— start of Available records —

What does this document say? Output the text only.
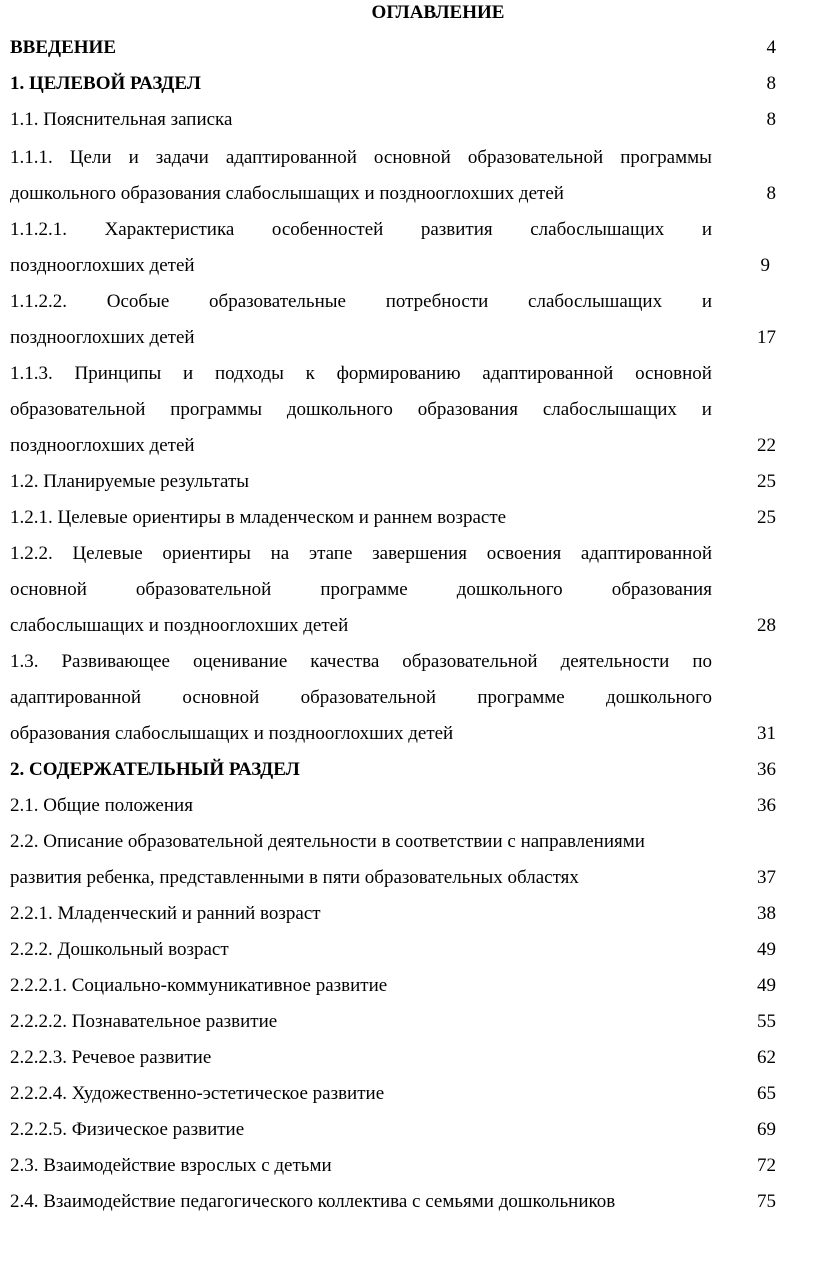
ОГЛАВЛЕНИЕ
ВВЕДЕНИЕ	4
1. ЦЕЛЕВОЙ РАЗДЕЛ	8
1.1. Пояснительная записка	8
1.1.1. Цели и задачи адаптированной основной образовательной программы
дошкольного образования слабослышащих и позднооглохших детей	8
1.1.2.1. Характеристика особенностей развития слабослышащих и
позднооглохших детей	9
1.1.2.2. Особые образовательные потребности слабослышащих и
позднооглохших детей	17
1.1.3. Принципы и подходы к формированию адаптированной основной
образовательной программы дошкольного образования слабослышащих и
позднооглохших детей	22
1.2. Планируемые результаты	25
1.2.1. Целевые ориентиры в младенческом и раннем возрасте	25
1.2.2. Целевые ориентиры на этапе завершения освоения адаптированной
основной	образовательной	программе	дошкольного	образования
слабослышащих и позднооглохших детей	28
1.3. Развивающее оценивание качества образовательной деятельности по
адаптированной основной образовательной программе дошкольного
образования слабослышащих и позднооглохших детей	31
2. СОДЕРЖАТЕЛЬНЫЙ РАЗДЕЛ	36
2.1. Общие положения	36
2.2. Описание образовательной деятельности в соответствии с направлениями
развития ребенка, представленными в пяти образовательных областях	37
2.2.1. Младенческий и ранний возраст	38
2.2.2. Дошкольный возраст	49
2.2.2.1. Социально-коммуникативное развитие	49
2.2.2.2. Познавательное развитие	55
2.2.2.3. Речевое развитие	62
2.2.2.4. Художественно-эстетическое развитие	65
2.2.2.5. Физическое развитие	69
2.3. Взаимодействие взрослых с детьми	72
2.4. Взаимодействие педагогического коллектива с семьями дошкольников	75
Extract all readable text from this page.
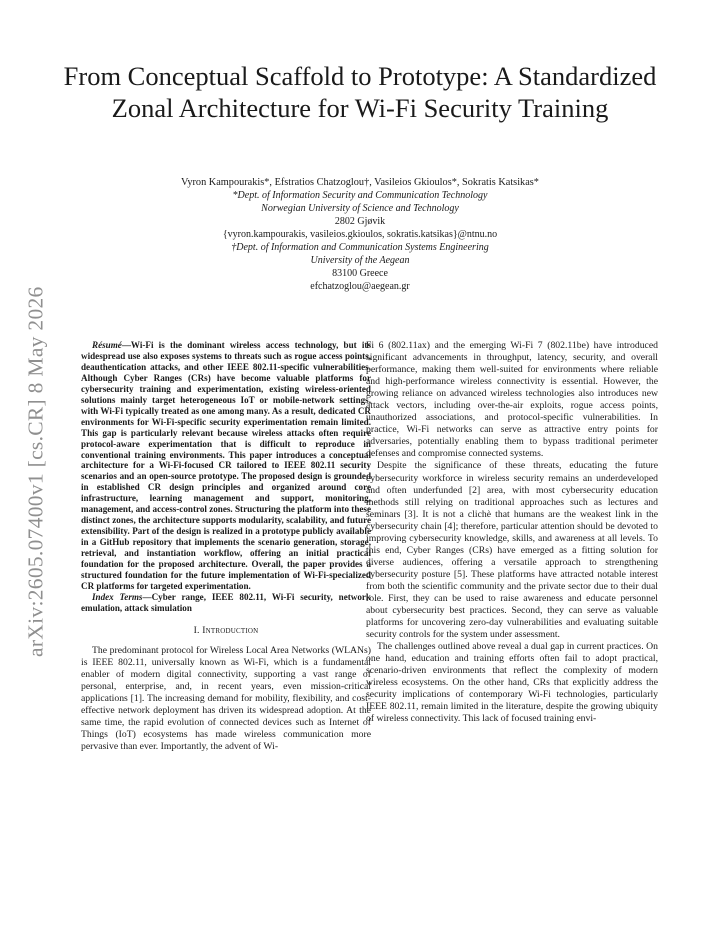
arXiv:2605.07400v1 [cs.CR] 8 May 2026
From Conceptual Scaffold to Prototype: A Standardized Zonal Architecture for Wi-Fi Security Training
Vyron Kampourakis*, Efstratios Chatzoglou†, Vasileios Gkioulos*, Sokratis Katsikas*
*Dept. of Information Security and Communication Technology
Norwegian University of Science and Technology
2802 Gjøvik
{vyron.kampourakis, vasileios.gkioulos, sokratis.katsikas}@ntnu.no
†Dept. of Information and Communication Systems Engineering
University of the Aegean
83100 Greece
efchatzoglou@aegean.gr

Résumé—Wi-Fi is the dominant wireless access technology, but its widespread use also exposes systems to threats such as rogue access points, deauthentication attacks, and other IEEE 802.11-specific vulnerabilities. Although Cyber Ranges (CRs) have become valuable platforms for cybersecurity training and experimentation, existing wireless-oriented solutions mainly target heterogeneous IoT or mobile-network settings, with Wi-Fi typically treated as one among many. As a result, dedicated CR environments for Wi-Fi-specific security experimentation remain limited. This gap is particularly relevant because wireless attacks often require protocol-aware experimentation that is difficult to reproduce in conventional training environments. This paper introduces a conceptual architecture for a Wi-Fi-focused CR tailored to IEEE 802.11 security scenarios and an open-source prototype. The proposed design is grounded in established CR design principles and organized around core infrastructure, learning management and support, monitoring, management, and access-control zones. Structuring the platform into these distinct zones, the architecture supports modularity, scalability, and future extensibility. Part of the design is realized in a prototype publicly available in a GitHub repository that implements the scenario generation, storage, retrieval, and instantiation workflow, offering an initial practical foundation for the proposed architecture. Overall, the paper provides a structured foundation for the future implementation of Wi-Fi-specialized CR platforms for targeted experimentation.

Index Terms—Cyber range, IEEE 802.11, Wi-Fi security, network emulation, attack simulation

I. Introduction

The predominant protocol for Wireless Local Area Networks (WLANs) is IEEE 802.11, universally known as Wi-Fi, which is a fundamental enabler of modern digital connectivity, supporting a vast range of personal, enterprise, and, in recent years, even mission-critical applications [1]. The increasing demand for mobility, flexibility, and cost-effective network deployment has driven its widespread adoption. At the same time, the rapid evolution of connected devices such as Internet of Things (IoT) ecosystems has made wireless communication more pervasive than ever. Importantly, the advent of Wi-

Fi 6 (802.11ax) and the emerging Wi-Fi 7 (802.11be) have introduced significant advancements in throughput, latency, security, and overall performance, making them well-suited for environments where reliable and high-performance wireless connectivity is essential. However, the growing reliance on advanced wireless technologies also introduces new attack vectors, including over-the-air exploits, rogue access points, unauthorized associations, and protocol-specific vulnerabilities. In practice, Wi-Fi networks can serve as attractive entry points for adversaries, potentially enabling them to bypass traditional perimeter defenses and compromise connected systems.

Despite the significance of these threats, educating the future cybersecurity workforce in wireless security remains an underdeveloped and often underfunded [2] area, with most cybersecurity education methods still relying on traditional approaches such as lectures and seminars [3]. It is not a clichè that humans are the weakest link in the cybersecurity chain [4]; therefore, particular attention should be devoted to improving cybersecurity knowledge, skills, and awareness at all levels. To this end, Cyber Ranges (CRs) have emerged as a fitting solution for diverse audiences, offering a versatile approach to strengthening cybersecurity posture [5]. These platforms have attracted notable interest from both the scientific community and the private sector due to their dual role. First, they can be used to raise awareness and educate personnel about cybersecurity best practices. Second, they can serve as valuable platforms for uncovering zero-day vulnerabilities and evaluating suitable security controls for the system under assessment.

The challenges outlined above reveal a dual gap in current practices. On one hand, education and training efforts often fail to adopt practical, scenario-driven environments that reflect the complexity of modern wireless ecosystems. On the other hand, CRs that explicitly address the security implications of contemporary Wi-Fi technologies, particularly IEEE 802.11, remain limited in the literature, despite the growing ubiquity of wireless connectivity. This lack of focused training envi-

— end of Available records —

Transcribe the complete set of entries verbatim. No pictures belong in the copy.

Answer to the exercise:
What does this document say? Output the text only.
ОГЛАВЛЕНИЕ
ВВЕДЕНИЕ	4
1. ЦЕЛЕВОЙ РАЗДЕЛ	8
1.1. Пояснительная записка	8
1.1.1. Цели и задачи адаптированной основной образовательной программы
дошкольного образования слабослышащих и позднооглохших детей	8
1.1.2.1. Характеристика особенностей развития слабослышащих и
позднооглохших детей	9
1.1.2.2. Особые образовательные потребности слабослышащих и
позднооглохших детей	17
1.1.3. Принципы и подходы к формированию адаптированной основной
образовательной программы дошкольного образования слабослышащих и
позднооглохших детей	22
1.2. Планируемые результаты	25
1.2.1. Целевые ориентиры в младенческом и раннем возрасте	25
1.2.2. Целевые ориентиры на этапе завершения освоения адаптированной
основной	образовательной	программе	дошкольного	образования
слабослышащих и позднооглохших детей	28
1.3. Развивающее оценивание качества образовательной деятельности по
адаптированной основной образовательной программе дошкольного
образования слабослышащих и позднооглохших детей	31
2. СОДЕРЖАТЕЛЬНЫЙ РАЗДЕЛ	36
2.1. Общие положения	36
2.2. Описание образовательной деятельности в соответствии с направлениями
развития ребенка, представленными в пяти образовательных областях	37
2.2.1. Младенческий и ранний возраст	38
2.2.2. Дошкольный возраст	49
2.2.2.1. Социально-коммуникативное развитие	49
2.2.2.2. Познавательное развитие	55
2.2.2.3. Речевое развитие	62
2.2.2.4. Художественно-эстетическое развитие	65
2.2.2.5. Физическое развитие	69
2.3. Взаимодействие взрослых с детьми	72
2.4. Взаимодействие педагогического коллектива с семьями дошкольников	75
Extract all readable text from this page.
arXiv:2605.07400v1 [cs.CR] 8 May 2026
From Conceptual Scaffold to Prototype: A Standardized Zonal Architecture for Wi-Fi Security Training
Vyron Kampourakis*, Efstratios Chatzoglou†, Vasileios Gkioulos*, Sokratis Katsikas*
*Dept. of Information Security and Communication Technology
Norwegian University of Science and Technology
2802 Gjøvik
{vyron.kampourakis, vasileios.gkioulos, sokratis.katsikas}@ntnu.no
†Dept. of Information and Communication Systems Engineering
University of the Aegean
83100 Greece
efchatzoglou@aegean.gr

Résumé—Wi-Fi is the dominant wireless access technology, but its widespread use also exposes systems to threats such as rogue access points, deauthentication attacks, and other IEEE 802.11-specific vulnerabilities. Although Cyber Ranges (CRs) have become valuable platforms for cybersecurity training and experimentation, existing wireless-oriented solutions mainly target heterogeneous IoT or mobile-network settings, with Wi-Fi typically treated as one among many. As a result, dedicated CR environments for Wi-Fi-specific security experimentation remain limited. This gap is particularly relevant because wireless attacks often require protocol-aware experimentation that is difficult to reproduce in conventional training environments. This paper introduces a conceptual architecture for a Wi-Fi-focused CR tailored to IEEE 802.11 security scenarios and an open-source prototype. The proposed design is grounded in established CR design principles and organized around core infrastructure, learning management and support, monitoring, management, and access-control zones. Structuring the platform into these distinct zones, the architecture supports modularity, scalability, and future extensibility. Part of the design is realized in a prototype publicly available in a GitHub repository that implements the scenario generation, storage, retrieval, and instantiation workflow, offering an initial practical foundation for the proposed architecture. Overall, the paper provides a structured foundation for the future implementation of Wi-Fi-specialized CR platforms for targeted experimentation.

Index Terms—Cyber range, IEEE 802.11, Wi-Fi security, network emulation, attack simulation

I. Introduction

The predominant protocol for Wireless Local Area Networks (WLANs) is IEEE 802.11, universally known as Wi-Fi, which is a fundamental enabler of modern digital connectivity, supporting a vast range of personal, enterprise, and, in recent years, even mission-critical applications [1]. The increasing demand for mobility, flexibility, and cost-effective network deployment has driven its widespread adoption. At the same time, the rapid evolution of connected devices such as Internet of Things (IoT) ecosystems has made wireless communication more pervasive than ever. Importantly, the advent of Wi-

Fi 6 (802.11ax) and the emerging Wi-Fi 7 (802.11be) have introduced significant advancements in throughput, latency, security, and overall performance, making them well-suited for environments where reliable and high-performance wireless connectivity is essential. However, the growing reliance on advanced wireless technologies also introduces new attack vectors, including over-the-air exploits, rogue access points, unauthorized associations, and protocol-specific vulnerabilities. In practice, Wi-Fi networks can serve as attractive entry points for adversaries, potentially enabling them to bypass traditional perimeter defenses and compromise connected systems.

Despite the significance of these threats, educating the future cybersecurity workforce in wireless security remains an underdeveloped and often underfunded [2] area, with most cybersecurity education methods still relying on traditional approaches such as lectures and seminars [3]. It is not a clichè that humans are the weakest link in the cybersecurity chain [4]; therefore, particular attention should be devoted to improving cybersecurity knowledge, skills, and awareness at all levels. To this end, Cyber Ranges (CRs) have emerged as a fitting solution for diverse audiences, offering a versatile approach to strengthening cybersecurity posture [5]. These platforms have attracted notable interest from both the scientific community and the private sector due to their dual role. First, they can be used to raise awareness and educate personnel about cybersecurity best practices. Second, they can serve as valuable platforms for uncovering zero-day vulnerabilities and evaluating suitable security controls for the system under assessment.

The challenges outlined above reveal a dual gap in current practices. On one hand, education and training efforts often fail to adopt practical, scenario-driven environments that reflect the complexity of modern wireless ecosystems. On the other hand, CRs that explicitly address the security implications of contemporary Wi-Fi technologies, particularly IEEE 802.11, remain limited in the literature, despite the growing ubiquity of wireless connectivity. This lack of focused training envi-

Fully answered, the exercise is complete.